__Exercise task__:
How many of the lines contain the string "JSON"? Give the number, with no other words.

─── Records provided

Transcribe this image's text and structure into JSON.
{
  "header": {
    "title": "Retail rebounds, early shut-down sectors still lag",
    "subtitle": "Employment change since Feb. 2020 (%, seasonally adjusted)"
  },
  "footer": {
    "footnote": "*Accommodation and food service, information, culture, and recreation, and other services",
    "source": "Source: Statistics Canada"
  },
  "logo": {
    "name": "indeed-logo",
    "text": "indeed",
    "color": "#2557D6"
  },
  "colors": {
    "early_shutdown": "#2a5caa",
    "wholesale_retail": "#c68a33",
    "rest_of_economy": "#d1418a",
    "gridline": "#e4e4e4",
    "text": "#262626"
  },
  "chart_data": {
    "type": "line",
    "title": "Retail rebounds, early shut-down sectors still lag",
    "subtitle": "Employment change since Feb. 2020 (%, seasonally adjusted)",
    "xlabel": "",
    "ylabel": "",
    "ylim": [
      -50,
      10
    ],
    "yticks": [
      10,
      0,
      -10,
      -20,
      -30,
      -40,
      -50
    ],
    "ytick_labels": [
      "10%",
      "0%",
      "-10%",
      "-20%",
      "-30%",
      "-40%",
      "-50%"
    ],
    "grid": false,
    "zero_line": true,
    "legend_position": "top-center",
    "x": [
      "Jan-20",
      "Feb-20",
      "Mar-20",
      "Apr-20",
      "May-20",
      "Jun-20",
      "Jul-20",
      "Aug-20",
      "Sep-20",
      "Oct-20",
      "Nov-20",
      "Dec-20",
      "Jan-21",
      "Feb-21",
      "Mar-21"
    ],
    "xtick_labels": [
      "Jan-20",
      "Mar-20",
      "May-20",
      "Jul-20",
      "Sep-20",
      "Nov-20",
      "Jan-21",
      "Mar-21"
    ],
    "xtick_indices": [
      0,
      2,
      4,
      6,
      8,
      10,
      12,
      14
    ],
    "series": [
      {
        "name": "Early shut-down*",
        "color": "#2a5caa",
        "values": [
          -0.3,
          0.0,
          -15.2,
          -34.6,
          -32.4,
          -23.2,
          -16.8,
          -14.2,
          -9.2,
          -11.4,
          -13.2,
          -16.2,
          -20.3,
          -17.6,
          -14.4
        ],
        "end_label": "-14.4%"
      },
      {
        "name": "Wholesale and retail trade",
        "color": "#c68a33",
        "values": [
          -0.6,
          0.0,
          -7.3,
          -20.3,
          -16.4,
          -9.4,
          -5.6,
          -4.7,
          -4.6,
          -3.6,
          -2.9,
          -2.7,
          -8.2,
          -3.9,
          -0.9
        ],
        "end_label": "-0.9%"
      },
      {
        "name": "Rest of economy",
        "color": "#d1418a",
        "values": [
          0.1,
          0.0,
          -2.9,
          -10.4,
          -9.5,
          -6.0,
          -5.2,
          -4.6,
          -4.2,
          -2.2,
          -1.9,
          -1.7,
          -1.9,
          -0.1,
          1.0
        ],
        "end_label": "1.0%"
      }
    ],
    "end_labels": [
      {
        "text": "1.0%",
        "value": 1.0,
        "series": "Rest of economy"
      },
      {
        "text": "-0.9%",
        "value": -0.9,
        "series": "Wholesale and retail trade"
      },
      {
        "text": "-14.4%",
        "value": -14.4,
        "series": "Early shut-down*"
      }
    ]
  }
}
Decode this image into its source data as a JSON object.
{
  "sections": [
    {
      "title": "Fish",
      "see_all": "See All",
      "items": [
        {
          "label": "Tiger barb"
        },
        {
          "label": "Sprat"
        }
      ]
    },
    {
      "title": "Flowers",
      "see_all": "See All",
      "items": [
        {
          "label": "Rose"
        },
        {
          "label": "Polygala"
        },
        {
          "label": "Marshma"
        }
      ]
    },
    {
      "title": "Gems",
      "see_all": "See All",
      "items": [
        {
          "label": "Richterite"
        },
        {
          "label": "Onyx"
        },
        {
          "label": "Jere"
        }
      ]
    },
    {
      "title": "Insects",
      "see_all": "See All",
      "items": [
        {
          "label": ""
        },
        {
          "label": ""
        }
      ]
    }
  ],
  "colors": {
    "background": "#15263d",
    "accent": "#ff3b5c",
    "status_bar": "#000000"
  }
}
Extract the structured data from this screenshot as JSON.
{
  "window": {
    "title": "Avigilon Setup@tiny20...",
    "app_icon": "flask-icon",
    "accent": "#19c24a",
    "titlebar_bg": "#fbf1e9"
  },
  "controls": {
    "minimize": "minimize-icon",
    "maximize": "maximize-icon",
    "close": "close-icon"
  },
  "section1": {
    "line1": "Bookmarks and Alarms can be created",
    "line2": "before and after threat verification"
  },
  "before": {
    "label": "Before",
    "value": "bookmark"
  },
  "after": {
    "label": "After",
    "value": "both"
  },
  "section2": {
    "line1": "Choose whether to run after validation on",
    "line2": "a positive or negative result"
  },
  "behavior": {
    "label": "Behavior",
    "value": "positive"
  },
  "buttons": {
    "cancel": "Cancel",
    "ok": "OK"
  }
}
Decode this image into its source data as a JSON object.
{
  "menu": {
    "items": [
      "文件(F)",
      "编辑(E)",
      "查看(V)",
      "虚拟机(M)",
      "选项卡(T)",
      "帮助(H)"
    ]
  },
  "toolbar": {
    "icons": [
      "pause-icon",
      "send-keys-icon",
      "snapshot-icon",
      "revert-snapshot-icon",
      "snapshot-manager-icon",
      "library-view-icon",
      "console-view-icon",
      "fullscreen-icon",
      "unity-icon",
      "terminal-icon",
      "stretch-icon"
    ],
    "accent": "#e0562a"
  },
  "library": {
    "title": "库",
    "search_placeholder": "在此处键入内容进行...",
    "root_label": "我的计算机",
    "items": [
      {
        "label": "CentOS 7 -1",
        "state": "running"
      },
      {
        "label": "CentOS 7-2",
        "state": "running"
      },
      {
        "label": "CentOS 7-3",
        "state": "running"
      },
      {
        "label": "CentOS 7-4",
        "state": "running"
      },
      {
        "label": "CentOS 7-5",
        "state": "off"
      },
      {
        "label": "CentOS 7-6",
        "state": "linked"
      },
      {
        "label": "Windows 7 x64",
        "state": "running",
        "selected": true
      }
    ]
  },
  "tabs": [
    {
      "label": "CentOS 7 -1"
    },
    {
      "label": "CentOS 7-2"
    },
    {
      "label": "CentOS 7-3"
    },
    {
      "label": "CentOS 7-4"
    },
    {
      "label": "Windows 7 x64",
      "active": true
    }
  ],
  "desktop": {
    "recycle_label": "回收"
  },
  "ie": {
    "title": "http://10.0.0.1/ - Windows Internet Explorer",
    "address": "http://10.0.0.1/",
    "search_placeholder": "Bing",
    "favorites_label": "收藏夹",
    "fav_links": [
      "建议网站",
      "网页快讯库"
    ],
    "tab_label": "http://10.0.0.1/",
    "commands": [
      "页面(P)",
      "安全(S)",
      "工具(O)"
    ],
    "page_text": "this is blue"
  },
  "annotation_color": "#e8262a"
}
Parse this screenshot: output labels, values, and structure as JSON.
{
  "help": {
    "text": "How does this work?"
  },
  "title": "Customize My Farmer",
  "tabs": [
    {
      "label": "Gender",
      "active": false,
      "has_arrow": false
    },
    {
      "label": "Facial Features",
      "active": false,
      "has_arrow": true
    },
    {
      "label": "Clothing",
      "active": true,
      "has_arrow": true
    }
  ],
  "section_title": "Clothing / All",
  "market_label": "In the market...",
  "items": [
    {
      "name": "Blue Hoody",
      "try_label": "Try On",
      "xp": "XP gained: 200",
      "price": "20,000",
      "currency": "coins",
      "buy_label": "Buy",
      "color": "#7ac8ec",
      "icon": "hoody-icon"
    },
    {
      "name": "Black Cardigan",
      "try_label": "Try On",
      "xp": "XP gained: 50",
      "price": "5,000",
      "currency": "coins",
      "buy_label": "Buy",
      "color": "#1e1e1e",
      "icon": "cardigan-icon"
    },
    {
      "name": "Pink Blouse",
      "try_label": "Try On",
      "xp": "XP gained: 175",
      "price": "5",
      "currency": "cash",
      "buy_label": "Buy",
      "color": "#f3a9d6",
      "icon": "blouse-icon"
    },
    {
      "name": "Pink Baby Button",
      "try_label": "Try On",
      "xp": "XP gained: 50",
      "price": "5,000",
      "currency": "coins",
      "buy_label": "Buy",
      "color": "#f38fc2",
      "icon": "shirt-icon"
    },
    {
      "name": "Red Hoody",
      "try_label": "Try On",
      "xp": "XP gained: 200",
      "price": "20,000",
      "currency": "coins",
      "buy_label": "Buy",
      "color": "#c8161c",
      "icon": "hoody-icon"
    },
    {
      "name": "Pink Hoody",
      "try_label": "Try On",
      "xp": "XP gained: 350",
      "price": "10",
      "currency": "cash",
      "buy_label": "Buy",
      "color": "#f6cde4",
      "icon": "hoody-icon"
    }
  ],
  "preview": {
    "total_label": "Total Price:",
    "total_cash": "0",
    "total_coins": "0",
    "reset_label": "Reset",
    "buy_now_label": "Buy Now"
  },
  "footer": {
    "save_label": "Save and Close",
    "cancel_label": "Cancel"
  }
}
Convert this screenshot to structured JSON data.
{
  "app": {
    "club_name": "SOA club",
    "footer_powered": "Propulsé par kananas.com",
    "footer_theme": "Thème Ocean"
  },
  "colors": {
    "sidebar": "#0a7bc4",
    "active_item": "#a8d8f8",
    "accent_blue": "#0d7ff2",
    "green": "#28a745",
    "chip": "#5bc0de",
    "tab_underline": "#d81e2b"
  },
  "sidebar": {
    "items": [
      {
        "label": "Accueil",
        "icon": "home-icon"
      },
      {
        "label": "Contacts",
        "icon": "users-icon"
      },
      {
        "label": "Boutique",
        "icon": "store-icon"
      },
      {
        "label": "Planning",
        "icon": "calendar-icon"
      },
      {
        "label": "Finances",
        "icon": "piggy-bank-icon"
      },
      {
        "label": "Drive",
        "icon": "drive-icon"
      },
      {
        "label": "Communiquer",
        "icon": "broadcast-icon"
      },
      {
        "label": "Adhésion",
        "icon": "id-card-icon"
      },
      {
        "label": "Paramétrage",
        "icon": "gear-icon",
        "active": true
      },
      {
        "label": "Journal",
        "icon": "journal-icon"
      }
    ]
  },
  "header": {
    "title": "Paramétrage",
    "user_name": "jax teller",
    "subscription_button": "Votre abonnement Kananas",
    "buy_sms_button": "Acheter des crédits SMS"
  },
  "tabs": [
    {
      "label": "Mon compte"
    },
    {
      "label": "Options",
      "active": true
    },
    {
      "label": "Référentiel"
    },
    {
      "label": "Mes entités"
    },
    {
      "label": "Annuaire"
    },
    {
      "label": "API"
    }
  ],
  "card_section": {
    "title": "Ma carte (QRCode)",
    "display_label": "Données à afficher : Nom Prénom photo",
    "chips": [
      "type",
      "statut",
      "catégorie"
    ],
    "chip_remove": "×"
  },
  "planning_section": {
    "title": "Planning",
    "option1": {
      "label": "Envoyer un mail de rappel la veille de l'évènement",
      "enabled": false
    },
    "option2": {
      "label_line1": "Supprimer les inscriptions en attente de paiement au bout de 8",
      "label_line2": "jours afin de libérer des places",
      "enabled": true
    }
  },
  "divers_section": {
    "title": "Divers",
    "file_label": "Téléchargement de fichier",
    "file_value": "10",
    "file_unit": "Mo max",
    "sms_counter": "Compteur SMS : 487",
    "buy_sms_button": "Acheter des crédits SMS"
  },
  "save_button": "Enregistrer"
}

──────

__Final result__:
6